* WORK REQUIRED *
Each line that holds the word "photo" counts once; report how many lines do so and nothing else.

* RECORDS PROVIDED *
[Begin]

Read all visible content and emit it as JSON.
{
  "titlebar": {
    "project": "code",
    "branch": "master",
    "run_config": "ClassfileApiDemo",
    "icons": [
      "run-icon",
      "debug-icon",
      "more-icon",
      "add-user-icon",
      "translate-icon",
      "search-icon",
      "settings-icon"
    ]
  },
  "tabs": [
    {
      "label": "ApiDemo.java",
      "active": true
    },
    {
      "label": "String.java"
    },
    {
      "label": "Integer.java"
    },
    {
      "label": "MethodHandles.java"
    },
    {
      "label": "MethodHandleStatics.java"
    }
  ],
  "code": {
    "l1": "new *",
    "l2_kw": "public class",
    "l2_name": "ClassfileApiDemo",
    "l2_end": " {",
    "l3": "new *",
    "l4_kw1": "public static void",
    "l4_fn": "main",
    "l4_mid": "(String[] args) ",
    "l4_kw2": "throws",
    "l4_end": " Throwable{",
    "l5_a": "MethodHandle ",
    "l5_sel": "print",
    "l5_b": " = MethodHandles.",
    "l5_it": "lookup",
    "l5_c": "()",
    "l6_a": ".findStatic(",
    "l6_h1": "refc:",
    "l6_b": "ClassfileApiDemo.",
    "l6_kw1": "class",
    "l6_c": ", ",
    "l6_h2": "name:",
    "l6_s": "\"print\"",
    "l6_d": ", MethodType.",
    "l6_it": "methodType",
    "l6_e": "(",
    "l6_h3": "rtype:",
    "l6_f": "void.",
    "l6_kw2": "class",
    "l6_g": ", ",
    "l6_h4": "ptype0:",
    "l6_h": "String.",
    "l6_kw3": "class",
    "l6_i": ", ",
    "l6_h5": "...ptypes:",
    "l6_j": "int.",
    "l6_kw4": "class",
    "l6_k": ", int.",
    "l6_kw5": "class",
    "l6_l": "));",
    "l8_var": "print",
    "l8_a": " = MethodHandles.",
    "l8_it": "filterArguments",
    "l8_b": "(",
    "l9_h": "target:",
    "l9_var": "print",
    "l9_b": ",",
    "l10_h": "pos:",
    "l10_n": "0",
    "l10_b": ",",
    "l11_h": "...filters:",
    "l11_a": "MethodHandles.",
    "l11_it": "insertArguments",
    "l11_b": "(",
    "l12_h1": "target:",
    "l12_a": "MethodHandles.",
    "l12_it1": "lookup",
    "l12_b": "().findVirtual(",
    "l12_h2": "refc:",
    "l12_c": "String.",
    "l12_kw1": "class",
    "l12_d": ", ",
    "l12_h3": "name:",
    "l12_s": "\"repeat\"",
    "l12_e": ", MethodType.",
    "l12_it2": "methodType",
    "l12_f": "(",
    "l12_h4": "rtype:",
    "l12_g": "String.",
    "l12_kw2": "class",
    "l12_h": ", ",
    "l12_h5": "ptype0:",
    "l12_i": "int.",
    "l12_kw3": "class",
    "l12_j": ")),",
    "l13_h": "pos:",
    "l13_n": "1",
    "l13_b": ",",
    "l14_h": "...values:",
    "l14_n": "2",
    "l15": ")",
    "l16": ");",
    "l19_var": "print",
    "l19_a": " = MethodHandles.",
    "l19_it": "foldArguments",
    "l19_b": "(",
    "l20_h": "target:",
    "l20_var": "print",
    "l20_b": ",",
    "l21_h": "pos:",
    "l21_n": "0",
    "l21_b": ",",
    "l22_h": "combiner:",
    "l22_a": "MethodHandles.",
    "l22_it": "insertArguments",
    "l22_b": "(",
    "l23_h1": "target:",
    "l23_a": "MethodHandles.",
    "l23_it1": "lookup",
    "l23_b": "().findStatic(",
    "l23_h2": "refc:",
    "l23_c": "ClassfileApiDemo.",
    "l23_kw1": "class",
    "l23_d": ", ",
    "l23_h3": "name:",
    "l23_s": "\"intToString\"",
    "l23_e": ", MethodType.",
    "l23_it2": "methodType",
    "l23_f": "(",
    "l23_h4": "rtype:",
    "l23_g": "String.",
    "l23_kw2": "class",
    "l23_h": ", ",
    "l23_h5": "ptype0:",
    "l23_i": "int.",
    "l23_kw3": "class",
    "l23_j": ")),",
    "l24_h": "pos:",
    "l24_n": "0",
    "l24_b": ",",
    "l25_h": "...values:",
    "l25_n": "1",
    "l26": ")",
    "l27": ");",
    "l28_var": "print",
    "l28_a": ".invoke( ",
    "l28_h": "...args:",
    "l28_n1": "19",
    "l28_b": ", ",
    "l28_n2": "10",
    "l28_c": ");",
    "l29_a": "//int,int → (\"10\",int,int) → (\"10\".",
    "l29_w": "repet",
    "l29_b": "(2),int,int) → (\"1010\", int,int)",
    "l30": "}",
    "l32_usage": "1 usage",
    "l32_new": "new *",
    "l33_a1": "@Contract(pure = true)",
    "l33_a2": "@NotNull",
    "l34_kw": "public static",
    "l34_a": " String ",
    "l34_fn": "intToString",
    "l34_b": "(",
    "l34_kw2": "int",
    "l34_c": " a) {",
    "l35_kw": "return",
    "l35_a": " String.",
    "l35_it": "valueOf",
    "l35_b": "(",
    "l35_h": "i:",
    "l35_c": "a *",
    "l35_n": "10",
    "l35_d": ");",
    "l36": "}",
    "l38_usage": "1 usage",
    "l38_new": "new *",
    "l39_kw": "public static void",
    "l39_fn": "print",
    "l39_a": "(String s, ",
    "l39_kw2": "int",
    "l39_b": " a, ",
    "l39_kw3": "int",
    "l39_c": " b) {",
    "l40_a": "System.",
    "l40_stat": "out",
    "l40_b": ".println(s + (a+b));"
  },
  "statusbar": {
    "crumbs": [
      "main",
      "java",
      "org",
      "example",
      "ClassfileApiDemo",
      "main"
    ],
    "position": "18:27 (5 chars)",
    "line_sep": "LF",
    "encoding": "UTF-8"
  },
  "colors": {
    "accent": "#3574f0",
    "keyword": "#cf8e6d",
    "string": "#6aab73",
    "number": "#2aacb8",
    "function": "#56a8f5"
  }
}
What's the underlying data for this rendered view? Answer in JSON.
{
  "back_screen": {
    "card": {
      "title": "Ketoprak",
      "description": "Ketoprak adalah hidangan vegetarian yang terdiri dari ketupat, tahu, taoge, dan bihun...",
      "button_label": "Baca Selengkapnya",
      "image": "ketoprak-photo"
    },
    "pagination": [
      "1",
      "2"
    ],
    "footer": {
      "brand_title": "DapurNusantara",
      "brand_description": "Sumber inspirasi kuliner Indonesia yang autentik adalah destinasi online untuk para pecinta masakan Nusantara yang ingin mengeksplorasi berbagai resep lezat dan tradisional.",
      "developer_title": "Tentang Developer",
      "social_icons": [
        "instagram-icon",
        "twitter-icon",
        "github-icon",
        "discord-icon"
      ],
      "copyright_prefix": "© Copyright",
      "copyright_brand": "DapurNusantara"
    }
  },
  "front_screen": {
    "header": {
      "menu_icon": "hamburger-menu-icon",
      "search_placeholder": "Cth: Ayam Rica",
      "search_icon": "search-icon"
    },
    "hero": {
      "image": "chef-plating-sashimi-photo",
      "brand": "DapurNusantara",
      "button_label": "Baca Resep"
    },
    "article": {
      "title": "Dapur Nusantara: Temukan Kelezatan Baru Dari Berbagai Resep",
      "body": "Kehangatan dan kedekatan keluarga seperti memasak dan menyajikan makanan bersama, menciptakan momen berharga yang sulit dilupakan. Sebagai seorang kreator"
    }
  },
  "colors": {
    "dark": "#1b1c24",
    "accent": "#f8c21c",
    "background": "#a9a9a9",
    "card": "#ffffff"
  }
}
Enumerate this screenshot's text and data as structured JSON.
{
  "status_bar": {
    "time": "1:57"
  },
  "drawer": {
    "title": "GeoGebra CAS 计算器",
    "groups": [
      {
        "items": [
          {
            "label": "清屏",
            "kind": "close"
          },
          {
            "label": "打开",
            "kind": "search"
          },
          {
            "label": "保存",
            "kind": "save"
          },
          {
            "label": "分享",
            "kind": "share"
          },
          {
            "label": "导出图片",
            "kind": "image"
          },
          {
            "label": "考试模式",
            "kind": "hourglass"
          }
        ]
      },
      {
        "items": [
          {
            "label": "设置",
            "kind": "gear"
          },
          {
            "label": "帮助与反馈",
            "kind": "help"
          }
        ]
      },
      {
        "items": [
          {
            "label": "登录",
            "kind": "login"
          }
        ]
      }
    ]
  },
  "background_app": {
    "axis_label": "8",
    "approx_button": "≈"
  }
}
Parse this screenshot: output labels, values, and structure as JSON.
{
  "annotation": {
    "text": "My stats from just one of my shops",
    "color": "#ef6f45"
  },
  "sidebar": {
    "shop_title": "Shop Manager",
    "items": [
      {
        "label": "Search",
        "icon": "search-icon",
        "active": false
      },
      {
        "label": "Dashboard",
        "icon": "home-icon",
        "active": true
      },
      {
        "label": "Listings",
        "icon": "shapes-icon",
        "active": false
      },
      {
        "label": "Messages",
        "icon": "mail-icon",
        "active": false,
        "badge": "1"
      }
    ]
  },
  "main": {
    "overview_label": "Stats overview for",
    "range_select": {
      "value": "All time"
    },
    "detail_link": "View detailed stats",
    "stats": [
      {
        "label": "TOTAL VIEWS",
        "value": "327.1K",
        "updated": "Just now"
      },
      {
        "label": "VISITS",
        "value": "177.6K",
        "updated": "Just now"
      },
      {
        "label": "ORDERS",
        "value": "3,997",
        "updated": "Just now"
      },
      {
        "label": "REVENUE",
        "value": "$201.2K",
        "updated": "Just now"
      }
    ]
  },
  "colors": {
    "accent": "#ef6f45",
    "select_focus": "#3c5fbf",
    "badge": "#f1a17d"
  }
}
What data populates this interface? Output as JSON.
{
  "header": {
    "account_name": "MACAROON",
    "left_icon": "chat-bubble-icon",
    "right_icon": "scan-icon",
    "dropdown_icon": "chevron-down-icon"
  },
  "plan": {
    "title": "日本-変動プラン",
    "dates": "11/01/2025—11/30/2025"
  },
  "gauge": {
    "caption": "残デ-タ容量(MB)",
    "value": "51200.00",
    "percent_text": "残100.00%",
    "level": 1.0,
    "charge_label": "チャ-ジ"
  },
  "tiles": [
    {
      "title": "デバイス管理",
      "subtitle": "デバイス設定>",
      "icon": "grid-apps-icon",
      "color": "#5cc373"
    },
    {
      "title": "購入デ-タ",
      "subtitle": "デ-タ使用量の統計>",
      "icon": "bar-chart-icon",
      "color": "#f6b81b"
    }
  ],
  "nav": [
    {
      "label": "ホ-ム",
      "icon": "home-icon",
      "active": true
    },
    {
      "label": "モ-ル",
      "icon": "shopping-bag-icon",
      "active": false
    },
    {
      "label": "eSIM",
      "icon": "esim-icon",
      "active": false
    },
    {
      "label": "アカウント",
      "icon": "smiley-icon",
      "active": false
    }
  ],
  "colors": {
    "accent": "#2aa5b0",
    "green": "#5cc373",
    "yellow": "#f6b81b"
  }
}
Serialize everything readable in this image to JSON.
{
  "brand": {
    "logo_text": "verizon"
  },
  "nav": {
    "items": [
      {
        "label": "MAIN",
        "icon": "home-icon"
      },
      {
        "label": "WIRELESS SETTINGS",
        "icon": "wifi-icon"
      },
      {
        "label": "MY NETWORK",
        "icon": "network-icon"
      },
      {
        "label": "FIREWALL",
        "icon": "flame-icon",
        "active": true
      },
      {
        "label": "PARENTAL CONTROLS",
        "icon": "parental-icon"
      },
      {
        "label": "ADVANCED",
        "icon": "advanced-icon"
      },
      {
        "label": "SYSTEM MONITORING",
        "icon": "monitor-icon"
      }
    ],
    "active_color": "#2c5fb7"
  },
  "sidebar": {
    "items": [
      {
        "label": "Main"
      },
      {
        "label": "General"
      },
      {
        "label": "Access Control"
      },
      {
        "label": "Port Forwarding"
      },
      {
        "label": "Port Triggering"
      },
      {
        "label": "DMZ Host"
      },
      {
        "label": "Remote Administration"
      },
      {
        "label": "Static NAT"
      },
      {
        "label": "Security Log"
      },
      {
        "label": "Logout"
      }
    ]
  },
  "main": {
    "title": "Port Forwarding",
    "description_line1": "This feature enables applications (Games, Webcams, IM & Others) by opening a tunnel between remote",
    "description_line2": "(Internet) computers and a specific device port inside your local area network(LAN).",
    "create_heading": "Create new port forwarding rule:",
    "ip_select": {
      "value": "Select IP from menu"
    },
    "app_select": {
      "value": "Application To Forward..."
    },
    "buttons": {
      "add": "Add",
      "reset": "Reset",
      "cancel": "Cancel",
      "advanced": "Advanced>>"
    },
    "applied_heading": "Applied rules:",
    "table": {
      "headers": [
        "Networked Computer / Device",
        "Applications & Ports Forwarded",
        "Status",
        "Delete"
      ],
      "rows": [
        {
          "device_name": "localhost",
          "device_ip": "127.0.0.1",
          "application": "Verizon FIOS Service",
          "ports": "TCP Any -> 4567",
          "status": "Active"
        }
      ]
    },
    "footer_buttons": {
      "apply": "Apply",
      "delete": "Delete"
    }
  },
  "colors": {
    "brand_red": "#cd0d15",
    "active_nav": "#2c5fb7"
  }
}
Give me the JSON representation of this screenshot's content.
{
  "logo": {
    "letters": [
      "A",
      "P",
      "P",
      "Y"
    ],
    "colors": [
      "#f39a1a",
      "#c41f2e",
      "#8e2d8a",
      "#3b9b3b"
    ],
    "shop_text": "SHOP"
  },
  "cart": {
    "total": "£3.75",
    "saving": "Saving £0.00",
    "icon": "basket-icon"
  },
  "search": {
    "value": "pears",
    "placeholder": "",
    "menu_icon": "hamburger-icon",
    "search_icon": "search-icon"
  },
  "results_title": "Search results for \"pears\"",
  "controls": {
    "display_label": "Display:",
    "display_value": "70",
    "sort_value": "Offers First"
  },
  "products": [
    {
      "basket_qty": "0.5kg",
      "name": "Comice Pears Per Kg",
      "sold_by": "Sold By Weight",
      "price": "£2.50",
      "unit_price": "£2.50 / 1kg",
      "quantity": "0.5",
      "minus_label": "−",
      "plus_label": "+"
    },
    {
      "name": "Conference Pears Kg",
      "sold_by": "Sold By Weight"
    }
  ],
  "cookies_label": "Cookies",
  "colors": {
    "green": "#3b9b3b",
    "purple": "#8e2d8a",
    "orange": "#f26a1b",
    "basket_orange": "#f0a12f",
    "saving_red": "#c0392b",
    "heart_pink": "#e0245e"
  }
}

[End]

* COMPLETED EXERCISE *
2